[Lines of data]
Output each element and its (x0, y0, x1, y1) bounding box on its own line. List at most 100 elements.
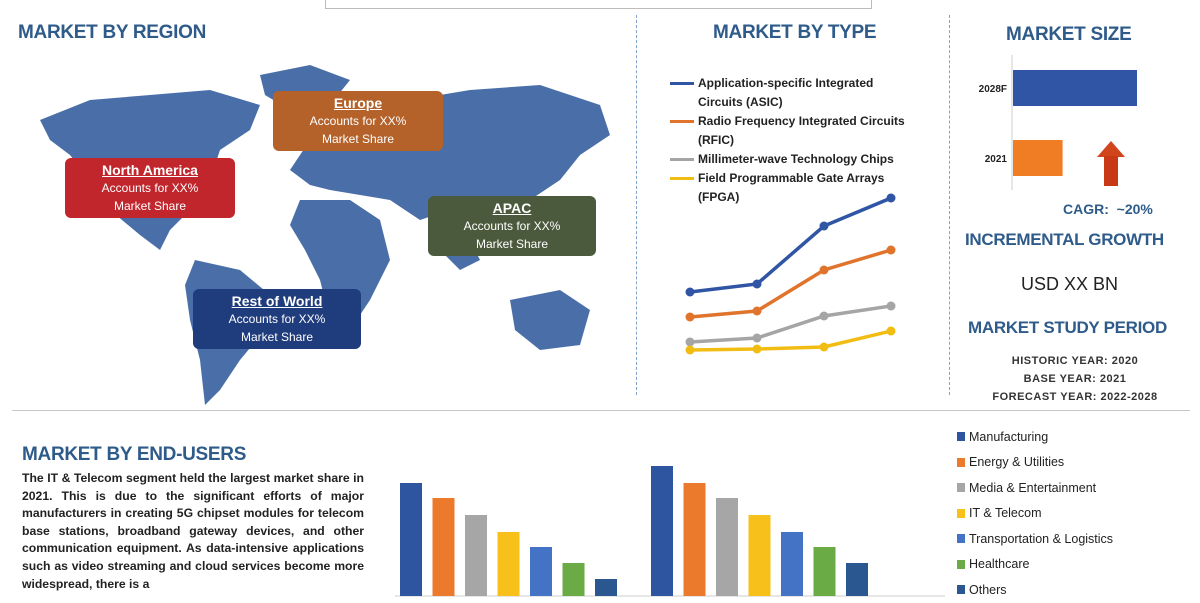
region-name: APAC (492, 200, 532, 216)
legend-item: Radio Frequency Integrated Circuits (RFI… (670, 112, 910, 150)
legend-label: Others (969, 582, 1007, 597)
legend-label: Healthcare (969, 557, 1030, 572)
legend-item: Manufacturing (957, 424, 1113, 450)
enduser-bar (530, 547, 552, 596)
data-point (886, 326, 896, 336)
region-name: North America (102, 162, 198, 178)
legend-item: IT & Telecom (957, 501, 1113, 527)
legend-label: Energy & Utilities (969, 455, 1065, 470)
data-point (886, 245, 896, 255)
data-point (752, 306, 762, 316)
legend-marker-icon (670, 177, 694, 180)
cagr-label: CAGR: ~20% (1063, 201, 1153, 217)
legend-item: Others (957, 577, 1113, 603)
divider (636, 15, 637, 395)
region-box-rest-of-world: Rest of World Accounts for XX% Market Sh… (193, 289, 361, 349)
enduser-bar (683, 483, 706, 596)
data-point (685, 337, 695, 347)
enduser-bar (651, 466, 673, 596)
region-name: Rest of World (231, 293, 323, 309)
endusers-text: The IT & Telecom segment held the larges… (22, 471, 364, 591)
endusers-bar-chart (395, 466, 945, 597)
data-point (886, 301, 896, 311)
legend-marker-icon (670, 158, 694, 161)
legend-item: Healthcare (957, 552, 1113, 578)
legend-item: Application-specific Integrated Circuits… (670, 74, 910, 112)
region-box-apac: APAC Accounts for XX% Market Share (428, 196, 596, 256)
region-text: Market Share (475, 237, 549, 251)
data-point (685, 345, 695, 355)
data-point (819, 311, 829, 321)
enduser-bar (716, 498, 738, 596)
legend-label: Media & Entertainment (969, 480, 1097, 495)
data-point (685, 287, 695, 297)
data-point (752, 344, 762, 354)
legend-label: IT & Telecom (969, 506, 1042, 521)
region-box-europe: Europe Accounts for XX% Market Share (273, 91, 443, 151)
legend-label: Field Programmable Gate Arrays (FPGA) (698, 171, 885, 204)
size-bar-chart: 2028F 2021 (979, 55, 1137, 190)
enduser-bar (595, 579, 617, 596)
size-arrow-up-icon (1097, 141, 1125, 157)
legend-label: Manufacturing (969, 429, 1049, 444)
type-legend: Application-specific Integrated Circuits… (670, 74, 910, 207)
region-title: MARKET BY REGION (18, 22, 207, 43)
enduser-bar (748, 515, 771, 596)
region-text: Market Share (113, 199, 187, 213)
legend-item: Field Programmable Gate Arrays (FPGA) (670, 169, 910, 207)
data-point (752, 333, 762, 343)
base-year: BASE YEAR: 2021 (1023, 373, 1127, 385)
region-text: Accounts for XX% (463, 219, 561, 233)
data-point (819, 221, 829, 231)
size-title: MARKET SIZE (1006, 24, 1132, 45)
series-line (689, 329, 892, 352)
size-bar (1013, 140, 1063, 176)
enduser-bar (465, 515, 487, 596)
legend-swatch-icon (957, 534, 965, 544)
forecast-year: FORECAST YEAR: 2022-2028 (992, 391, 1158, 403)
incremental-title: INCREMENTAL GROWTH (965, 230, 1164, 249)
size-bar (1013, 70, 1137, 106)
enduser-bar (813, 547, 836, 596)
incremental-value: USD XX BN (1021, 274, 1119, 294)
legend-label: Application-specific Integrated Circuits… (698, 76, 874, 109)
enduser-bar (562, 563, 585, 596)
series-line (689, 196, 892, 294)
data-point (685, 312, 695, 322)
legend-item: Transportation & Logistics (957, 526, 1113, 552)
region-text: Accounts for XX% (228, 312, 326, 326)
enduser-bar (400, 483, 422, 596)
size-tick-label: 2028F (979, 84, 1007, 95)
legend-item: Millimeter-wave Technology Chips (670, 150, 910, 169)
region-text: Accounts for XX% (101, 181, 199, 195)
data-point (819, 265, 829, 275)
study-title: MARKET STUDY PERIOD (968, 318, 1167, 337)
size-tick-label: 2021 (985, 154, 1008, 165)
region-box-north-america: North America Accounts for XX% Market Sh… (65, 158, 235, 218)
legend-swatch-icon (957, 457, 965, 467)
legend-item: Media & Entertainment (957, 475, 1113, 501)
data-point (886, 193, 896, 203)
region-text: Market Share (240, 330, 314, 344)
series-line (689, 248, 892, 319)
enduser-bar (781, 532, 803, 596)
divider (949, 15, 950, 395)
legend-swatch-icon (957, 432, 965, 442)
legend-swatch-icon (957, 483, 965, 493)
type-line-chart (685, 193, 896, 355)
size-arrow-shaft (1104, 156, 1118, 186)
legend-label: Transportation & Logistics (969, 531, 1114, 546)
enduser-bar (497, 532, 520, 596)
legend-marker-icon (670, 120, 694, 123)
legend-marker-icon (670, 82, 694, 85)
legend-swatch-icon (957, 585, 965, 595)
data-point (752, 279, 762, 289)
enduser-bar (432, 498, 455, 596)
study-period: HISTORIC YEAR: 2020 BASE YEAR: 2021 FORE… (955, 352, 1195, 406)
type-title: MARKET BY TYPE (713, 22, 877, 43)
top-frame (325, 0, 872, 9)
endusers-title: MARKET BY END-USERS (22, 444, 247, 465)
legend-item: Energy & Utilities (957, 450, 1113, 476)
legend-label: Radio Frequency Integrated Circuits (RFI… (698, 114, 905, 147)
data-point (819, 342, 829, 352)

Work to be completed: Copy out every line of the rows above, character for character, omitting the pictures.

Result of the task:
Output each element and its (x0, y0, x1, y1) bounding box on its own line. List at most 100 elements.
region-name: APAC (492, 200, 532, 216)
legend-item: Radio Frequency Integrated Circuits (RFI… (670, 112, 910, 150)
legend-label: Others (969, 582, 1007, 597)
legend-label: Healthcare (969, 557, 1030, 572)
legend-item: Manufacturing (957, 424, 1113, 450)
enduser-bar (530, 547, 552, 596)
data-point (886, 326, 896, 336)
region-name: North America (102, 162, 198, 178)
legend-item: IT & Telecom (957, 501, 1113, 527)
legend-label: Energy & Utilities (969, 455, 1065, 470)
data-point (886, 245, 896, 255)
data-point (752, 306, 762, 316)
legend-marker-icon (670, 177, 694, 180)
cagr-label: CAGR: ~20% (1063, 201, 1153, 217)
legend-item: Others (957, 577, 1113, 603)
divider (636, 15, 637, 395)
region-box-rest-of-world: Rest of World Accounts for XX% Market Sh… (193, 289, 361, 349)
enduser-bar (683, 483, 706, 596)
data-point (685, 337, 695, 347)
enduser-bar (651, 466, 673, 596)
region-name: Rest of World (231, 293, 323, 309)
endusers-text: The IT & Telecom segment held the larges… (22, 471, 364, 591)
endusers-bar-chart (395, 466, 945, 597)
data-point (886, 301, 896, 311)
legend-marker-icon (670, 158, 694, 161)
legend-item: Healthcare (957, 552, 1113, 578)
legend-item: Application-specific Integrated Circuits… (670, 74, 910, 112)
region-box-apac: APAC Accounts for XX% Market Share (428, 196, 596, 256)
region-text: Market Share (475, 237, 549, 251)
data-point (685, 345, 695, 355)
data-point (819, 311, 829, 321)
enduser-bar (716, 498, 738, 596)
legend-label: Media & Entertainment (969, 480, 1097, 495)
data-point (685, 287, 695, 297)
data-point (752, 344, 762, 354)
legend-label: IT & Telecom (969, 506, 1042, 521)
region-box-europe: Europe Accounts for XX% Market Share (273, 91, 443, 151)
legend-label: Field Programmable Gate Arrays (FPGA) (698, 171, 885, 204)
size-bar-chart: 2028F 2021 (979, 55, 1137, 190)
enduser-bar (595, 579, 617, 596)
size-arrow-up-icon (1097, 141, 1125, 157)
legend-label: Manufacturing (969, 429, 1049, 444)
type-legend: Application-specific Integrated Circuits… (670, 74, 910, 207)
region-title: MARKET BY REGION (18, 22, 207, 43)
enduser-bar (748, 515, 771, 596)
region-text: Market Share (113, 199, 187, 213)
legend-item: Field Programmable Gate Arrays (FPGA) (670, 169, 910, 207)
data-point (752, 333, 762, 343)
base-year: BASE YEAR: 2021 (1023, 373, 1127, 385)
region-text: Accounts for XX% (463, 219, 561, 233)
data-point (819, 221, 829, 231)
size-title: MARKET SIZE (1006, 24, 1132, 45)
series-line (689, 329, 892, 352)
size-bar (1013, 140, 1063, 176)
enduser-bar (465, 515, 487, 596)
legend-swatch-icon (957, 534, 965, 544)
forecast-year: FORECAST YEAR: 2022-2028 (992, 391, 1158, 403)
incremental-title: INCREMENTAL GROWTH (965, 230, 1164, 249)
size-bar (1013, 70, 1137, 106)
enduser-bar (813, 547, 836, 596)
incremental-value: USD XX BN (1021, 274, 1119, 294)
legend-label: Application-specific Integrated Circuits… (698, 76, 874, 109)
enduser-bar (562, 563, 585, 596)
series-line (689, 196, 892, 294)
data-point (685, 312, 695, 322)
legend-item: Transportation & Logistics (957, 526, 1113, 552)
region-text: Accounts for XX% (228, 312, 326, 326)
enduser-bar (400, 483, 422, 596)
size-tick-label: 2028F (979, 84, 1007, 95)
legend-item: Millimeter-wave Technology Chips (670, 150, 910, 169)
region-text: Accounts for XX% (101, 181, 199, 195)
data-point (819, 265, 829, 275)
study-title: MARKET STUDY PERIOD (968, 318, 1167, 337)
size-tick-label: 2021 (985, 154, 1008, 165)
region-box-north-america: North America Accounts for XX% Market Sh… (65, 158, 235, 218)
legend-swatch-icon (957, 457, 965, 467)
legend-item: Media & Entertainment (957, 475, 1113, 501)
data-point (886, 193, 896, 203)
region-text: Market Share (240, 330, 314, 344)
series-line (689, 248, 892, 319)
enduser-bar (781, 532, 803, 596)
divider (949, 15, 950, 395)
legend-swatch-icon (957, 432, 965, 442)
legend-swatch-icon (957, 483, 965, 493)
type-line-chart (685, 193, 896, 355)
size-arrow-shaft (1104, 156, 1118, 186)
legend-label: Transportation & Logistics (969, 531, 1114, 546)
enduser-bar (497, 532, 520, 596)
legend-marker-icon (670, 120, 694, 123)
legend-marker-icon (670, 82, 694, 85)
legend-swatch-icon (957, 585, 965, 595)
data-point (752, 279, 762, 289)
enduser-bar (432, 498, 455, 596)
study-period: HISTORIC YEAR: 2020 BASE YEAR: 2021 FORE… (955, 352, 1195, 406)
type-title: MARKET BY TYPE (713, 22, 877, 43)
top-frame (325, 0, 872, 9)
endusers-title: MARKET BY END-USERS (22, 444, 247, 465)
legend-item: Energy & Utilities (957, 450, 1113, 476)
legend-label: Radio Frequency Integrated Circuits (RFI… (698, 114, 905, 147)
data-point (819, 342, 829, 352)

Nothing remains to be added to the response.